# [GIVEN EXERCISE]
Track down every line below that holds "быть" and copy it.

### STORED ROWS ###

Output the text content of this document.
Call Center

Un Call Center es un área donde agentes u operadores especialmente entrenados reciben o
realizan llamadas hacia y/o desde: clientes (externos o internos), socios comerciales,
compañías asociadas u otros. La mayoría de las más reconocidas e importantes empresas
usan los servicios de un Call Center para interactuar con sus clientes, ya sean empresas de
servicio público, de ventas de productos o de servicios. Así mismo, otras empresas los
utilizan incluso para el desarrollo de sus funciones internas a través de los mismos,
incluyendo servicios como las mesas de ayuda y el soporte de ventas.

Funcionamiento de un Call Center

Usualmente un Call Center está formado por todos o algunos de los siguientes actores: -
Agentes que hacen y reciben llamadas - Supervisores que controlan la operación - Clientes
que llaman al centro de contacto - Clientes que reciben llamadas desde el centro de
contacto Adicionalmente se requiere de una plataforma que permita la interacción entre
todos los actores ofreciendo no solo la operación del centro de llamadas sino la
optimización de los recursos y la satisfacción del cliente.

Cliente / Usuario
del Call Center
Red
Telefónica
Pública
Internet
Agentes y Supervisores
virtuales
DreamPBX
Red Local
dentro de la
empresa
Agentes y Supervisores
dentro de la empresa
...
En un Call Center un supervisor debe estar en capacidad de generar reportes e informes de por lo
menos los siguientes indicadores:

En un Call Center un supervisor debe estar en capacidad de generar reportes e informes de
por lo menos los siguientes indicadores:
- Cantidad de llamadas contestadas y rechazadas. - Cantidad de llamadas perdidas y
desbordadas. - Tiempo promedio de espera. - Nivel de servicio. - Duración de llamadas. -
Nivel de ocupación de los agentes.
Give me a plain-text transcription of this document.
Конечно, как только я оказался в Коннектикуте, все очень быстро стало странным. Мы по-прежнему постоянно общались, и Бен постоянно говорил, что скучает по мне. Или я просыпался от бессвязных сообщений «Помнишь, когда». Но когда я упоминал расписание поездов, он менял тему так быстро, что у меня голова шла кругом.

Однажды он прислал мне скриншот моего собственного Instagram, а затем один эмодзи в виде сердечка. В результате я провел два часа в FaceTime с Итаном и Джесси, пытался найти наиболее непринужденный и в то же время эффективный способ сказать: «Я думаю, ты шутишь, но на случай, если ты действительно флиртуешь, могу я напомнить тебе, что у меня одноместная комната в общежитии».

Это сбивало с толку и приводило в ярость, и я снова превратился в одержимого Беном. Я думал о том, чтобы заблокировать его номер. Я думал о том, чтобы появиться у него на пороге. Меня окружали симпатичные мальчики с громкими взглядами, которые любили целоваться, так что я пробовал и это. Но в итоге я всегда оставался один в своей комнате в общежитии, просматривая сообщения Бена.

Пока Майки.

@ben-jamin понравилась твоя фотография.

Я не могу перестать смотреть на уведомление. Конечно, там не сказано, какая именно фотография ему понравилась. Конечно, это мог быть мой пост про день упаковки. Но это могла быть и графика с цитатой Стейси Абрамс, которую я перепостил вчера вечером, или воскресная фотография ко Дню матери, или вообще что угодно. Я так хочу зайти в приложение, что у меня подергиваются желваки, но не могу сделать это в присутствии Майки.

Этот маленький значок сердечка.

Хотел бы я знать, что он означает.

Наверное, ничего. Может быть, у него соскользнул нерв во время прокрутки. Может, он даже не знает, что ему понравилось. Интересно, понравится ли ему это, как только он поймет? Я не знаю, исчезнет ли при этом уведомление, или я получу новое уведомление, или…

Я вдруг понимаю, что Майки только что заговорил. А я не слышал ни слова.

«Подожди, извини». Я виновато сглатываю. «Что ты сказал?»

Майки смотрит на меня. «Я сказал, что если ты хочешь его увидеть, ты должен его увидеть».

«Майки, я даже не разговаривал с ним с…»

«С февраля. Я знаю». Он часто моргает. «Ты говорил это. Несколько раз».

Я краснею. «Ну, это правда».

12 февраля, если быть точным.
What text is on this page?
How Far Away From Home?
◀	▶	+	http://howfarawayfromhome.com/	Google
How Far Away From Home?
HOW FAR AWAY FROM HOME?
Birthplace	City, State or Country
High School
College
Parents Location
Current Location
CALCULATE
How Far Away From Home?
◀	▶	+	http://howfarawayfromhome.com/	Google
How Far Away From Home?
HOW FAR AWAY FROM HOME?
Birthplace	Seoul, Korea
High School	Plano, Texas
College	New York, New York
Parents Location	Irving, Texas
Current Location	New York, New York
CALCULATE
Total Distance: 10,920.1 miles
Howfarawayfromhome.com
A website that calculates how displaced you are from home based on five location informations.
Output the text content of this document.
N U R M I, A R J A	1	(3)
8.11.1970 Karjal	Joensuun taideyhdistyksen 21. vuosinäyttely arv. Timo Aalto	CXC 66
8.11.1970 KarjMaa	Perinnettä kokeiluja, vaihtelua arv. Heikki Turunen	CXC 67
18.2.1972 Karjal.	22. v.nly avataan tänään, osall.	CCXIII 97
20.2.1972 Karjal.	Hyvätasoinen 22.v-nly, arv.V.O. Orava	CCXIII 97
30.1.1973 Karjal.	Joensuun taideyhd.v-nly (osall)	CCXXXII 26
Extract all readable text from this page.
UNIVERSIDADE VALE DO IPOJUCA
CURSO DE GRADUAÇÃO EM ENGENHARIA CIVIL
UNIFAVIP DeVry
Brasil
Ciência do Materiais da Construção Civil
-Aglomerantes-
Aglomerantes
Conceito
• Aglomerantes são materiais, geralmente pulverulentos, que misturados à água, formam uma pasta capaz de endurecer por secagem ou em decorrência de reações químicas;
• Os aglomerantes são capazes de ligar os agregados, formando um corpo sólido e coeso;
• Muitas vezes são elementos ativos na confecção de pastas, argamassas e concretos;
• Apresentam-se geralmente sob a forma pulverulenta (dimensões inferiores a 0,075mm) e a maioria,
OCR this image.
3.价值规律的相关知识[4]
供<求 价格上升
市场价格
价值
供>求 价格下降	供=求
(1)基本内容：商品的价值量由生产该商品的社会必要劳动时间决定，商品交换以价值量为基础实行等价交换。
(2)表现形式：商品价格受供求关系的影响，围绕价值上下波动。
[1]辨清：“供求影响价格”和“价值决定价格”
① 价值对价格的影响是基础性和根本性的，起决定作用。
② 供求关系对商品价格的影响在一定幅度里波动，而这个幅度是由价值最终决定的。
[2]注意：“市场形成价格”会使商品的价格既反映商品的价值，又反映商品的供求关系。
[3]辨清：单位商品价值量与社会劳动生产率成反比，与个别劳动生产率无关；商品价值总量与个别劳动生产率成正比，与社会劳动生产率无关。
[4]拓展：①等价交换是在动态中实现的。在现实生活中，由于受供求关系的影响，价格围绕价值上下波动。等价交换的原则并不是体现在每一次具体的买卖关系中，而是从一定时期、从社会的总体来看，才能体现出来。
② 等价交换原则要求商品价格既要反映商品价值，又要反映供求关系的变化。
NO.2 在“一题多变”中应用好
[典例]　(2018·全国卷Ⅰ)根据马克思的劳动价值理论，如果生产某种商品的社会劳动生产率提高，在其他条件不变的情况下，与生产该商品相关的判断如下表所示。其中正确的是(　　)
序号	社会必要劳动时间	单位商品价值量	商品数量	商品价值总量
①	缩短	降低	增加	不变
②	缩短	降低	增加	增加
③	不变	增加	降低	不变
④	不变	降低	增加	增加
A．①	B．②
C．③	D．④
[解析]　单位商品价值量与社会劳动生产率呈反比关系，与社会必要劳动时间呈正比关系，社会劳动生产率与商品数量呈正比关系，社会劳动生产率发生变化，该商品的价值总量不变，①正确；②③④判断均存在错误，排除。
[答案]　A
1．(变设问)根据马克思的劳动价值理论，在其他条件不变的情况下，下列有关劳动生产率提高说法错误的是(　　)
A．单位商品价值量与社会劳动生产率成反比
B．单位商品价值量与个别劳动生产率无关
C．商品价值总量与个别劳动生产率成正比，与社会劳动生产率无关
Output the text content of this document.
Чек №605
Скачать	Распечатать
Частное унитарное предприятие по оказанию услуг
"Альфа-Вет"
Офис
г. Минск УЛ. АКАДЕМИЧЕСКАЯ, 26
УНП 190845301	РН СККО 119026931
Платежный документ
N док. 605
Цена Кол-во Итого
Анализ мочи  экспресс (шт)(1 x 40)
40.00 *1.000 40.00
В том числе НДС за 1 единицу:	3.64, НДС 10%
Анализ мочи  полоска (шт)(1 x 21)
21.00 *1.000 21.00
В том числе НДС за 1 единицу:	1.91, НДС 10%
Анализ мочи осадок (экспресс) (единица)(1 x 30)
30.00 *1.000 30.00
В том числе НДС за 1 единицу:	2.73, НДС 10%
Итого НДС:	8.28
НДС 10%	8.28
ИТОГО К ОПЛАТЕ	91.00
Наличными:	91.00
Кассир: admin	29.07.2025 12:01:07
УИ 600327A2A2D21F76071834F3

###

# [RESULT FOR THIS TASK]
Я не могу перестать смотреть на уведомление. Конечно, там не сказано, какая именно фотография ему понравилась. Конечно, это мог быть мой пост про день упаковки. Но это могла быть и графика с цитатой Стейси Абрамс, которую я перепостил вчера вечером, или воскресная фотография ко Дню матери, или вообще что угодно. Я так хочу зайти в приложение, что у меня подергиваются желваки, но не могу сделать это в присутствии Майки.
Наверное, ничего. Может быть, у него соскользнул нерв во время прокрутки. Может, он даже не знает, что ему понравилось. Интересно, понравится ли ему это, как только он поймет? Я не знаю, исчезнет ли при этом уведомление, или я получу новое уведомление, или…
12 февраля, если быть точным.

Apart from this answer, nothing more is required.